Excerpt from a dataset

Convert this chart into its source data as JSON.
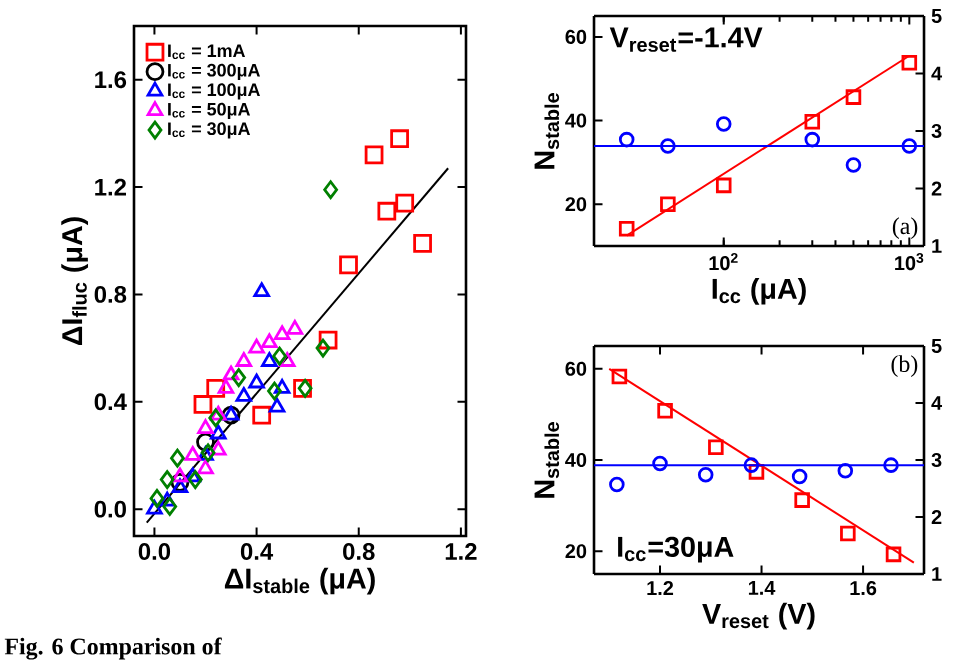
{
  "chart_data": [
    {
      "type": "scatter",
      "xlabel": "ΔI$_{stable}$ (μA)",
      "ylabel": "ΔI$_{fluc}$ (μA)",
      "xlim": [
        -0.08,
        1.22
      ],
      "ylim": [
        -0.1,
        1.8
      ],
      "xticks": [
        {
          "value": 0,
          "label": "0.0"
        },
        0.4,
        0.8,
        1.2
      ],
      "yticks": [
        {
          "value": 0,
          "label": "0.0"
        },
        0.4,
        0.8,
        1.2,
        1.6
      ],
      "legend": "top left",
      "annotations": [
        "Fig. 6 Comparison of"
      ],
      "series": [
        {
          "name": "I$_{cc}$ = 1mA",
          "color": "#ff0000",
          "marker": "square",
          "x": [
            0.24,
            0.19,
            0.42,
            0.58,
            0.68,
            0.76,
            0.86,
            0.91,
            0.96,
            0.98,
            1.05
          ],
          "values": [
            0.45,
            0.39,
            0.35,
            0.45,
            0.63,
            0.91,
            1.32,
            1.11,
            1.38,
            1.14,
            0.99
          ]
        },
        {
          "name": "I$_{cc}$ = 300μA",
          "color": "#000000",
          "marker": "circle",
          "x": [
            0.1,
            0.2,
            0.3
          ],
          "values": [
            0.1,
            0.25,
            0.35
          ]
        },
        {
          "name": "I$_{cc}$ = 100μA",
          "color": "#0000ff",
          "marker": "triangle",
          "x": [
            0.0,
            0.05,
            0.1,
            0.15,
            0.2,
            0.25,
            0.3,
            0.35,
            0.4,
            0.45,
            0.5,
            0.48,
            0.42
          ],
          "values": [
            0.0,
            0.03,
            0.08,
            0.12,
            0.2,
            0.28,
            0.35,
            0.42,
            0.47,
            0.55,
            0.45,
            0.38,
            0.81
          ]
        },
        {
          "name": "I$_{cc}$ = 50μA",
          "color": "#ff00ff",
          "marker": "triangle",
          "x": [
            0.1,
            0.15,
            0.2,
            0.25,
            0.28,
            0.3,
            0.35,
            0.4,
            0.45,
            0.5,
            0.55,
            0.52,
            0.25,
            0.2
          ],
          "values": [
            0.12,
            0.2,
            0.3,
            0.35,
            0.45,
            0.5,
            0.55,
            0.6,
            0.62,
            0.65,
            0.67,
            0.55,
            0.22,
            0.15
          ]
        },
        {
          "name": "I$_{cc}$ = 30μA",
          "color": "#008000",
          "marker": "diamond",
          "x": [
            0.69,
            0.66,
            0.59,
            0.47,
            0.49,
            0.33,
            0.24,
            0.21,
            0.16,
            0.09,
            0.05,
            0.01,
            0.06
          ],
          "values": [
            1.19,
            0.6,
            0.45,
            0.44,
            0.57,
            0.49,
            0.34,
            0.21,
            0.11,
            0.19,
            0.11,
            0.04,
            0.01
          ]
        },
        {
          "type": "line",
          "color": "#000000",
          "x": [
            -0.03,
            1.15
          ],
          "values": [
            -0.05,
            1.27
          ]
        }
      ]
    },
    {
      "type": "scatter",
      "xlabel": "I$_{cc}$ (μA)",
      "ylabel": "N$_{stable}$",
      "log": "x",
      "xlim": [
        20,
        1200
      ],
      "ylim": [
        10,
        65
      ],
      "y2lim": [
        1,
        5
      ],
      "xticks": [
        {
          "value": 100,
          "label": "10$^{2}$"
        },
        {
          "value": 1000,
          "label": "10$^{3}$"
        }
      ],
      "yticks": [
        20,
        40,
        60
      ],
      "y2ticks": [
        1,
        2,
        3,
        4,
        5
      ],
      "annotations": [
        "V$_{reset}$=-1.4V",
        "(a)"
      ],
      "ref_lines": [
        {
          "axis": "y2",
          "value": 2.74,
          "color": "#0000ff"
        }
      ],
      "series": [
        {
          "color": "#ff0000",
          "marker": "square",
          "x": [
            30,
            50,
            100,
            300,
            500,
            1000
          ],
          "values": [
            14.1,
            20,
            24.5,
            39.7,
            45.6,
            53.8
          ]
        },
        {
          "type": "line",
          "color": "#ff0000",
          "x": [
            30,
            1000
          ],
          "values": [
            12.5,
            55.5
          ]
        },
        {
          "color": "#0000ff",
          "marker": "circle",
          "axis": "y2",
          "x": [
            30,
            50,
            100,
            300,
            500,
            1000
          ],
          "values": [
            2.85,
            2.74,
            3.12,
            2.85,
            2.41,
            2.74
          ]
        }
      ]
    },
    {
      "type": "scatter",
      "xlabel": "V$_{reset}$ (V)",
      "ylabel": "N$_{stable}$",
      "xlim": [
        1.07,
        1.72
      ],
      "ylim": [
        15,
        65
      ],
      "y2lim": [
        1,
        5
      ],
      "xticks": [
        1.2,
        1.4,
        1.6
      ],
      "yticks": [
        20,
        40,
        60
      ],
      "y2ticks": [
        1,
        2,
        3,
        4,
        5
      ],
      "annotations": [
        "I$_{cc}$=30μA",
        "(b)"
      ],
      "ref_lines": [
        {
          "axis": "y2",
          "value": 2.91,
          "color": "#0000ff"
        }
      ],
      "series": [
        {
          "color": "#ff0000",
          "marker": "square",
          "x": [
            1.12,
            1.21,
            1.31,
            1.39,
            1.48,
            1.57,
            1.66
          ],
          "values": [
            58.3,
            50.8,
            42.8,
            37.4,
            31.2,
            23.9,
            19.3
          ]
        },
        {
          "type": "line",
          "color": "#ff0000",
          "x": [
            1.1,
            1.7
          ],
          "values": [
            60,
            17.5
          ]
        },
        {
          "color": "#0000ff",
          "marker": "circle",
          "axis": "y2",
          "x": [
            1.115,
            1.2,
            1.29,
            1.38,
            1.475,
            1.565,
            1.655
          ],
          "values": [
            2.57,
            2.94,
            2.74,
            2.91,
            2.71,
            2.81,
            2.91
          ]
        }
      ]
    }
  ]
}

*To be done*: List all lines from the entries that include the word "xlabel".

*Answer to this problem*:
      "xlabel": "ΔI$_{stable}$ (μA)",
      "xlabel": "I$_{cc}$ (μA)",
      "xlabel": "V$_{reset}$ (V)",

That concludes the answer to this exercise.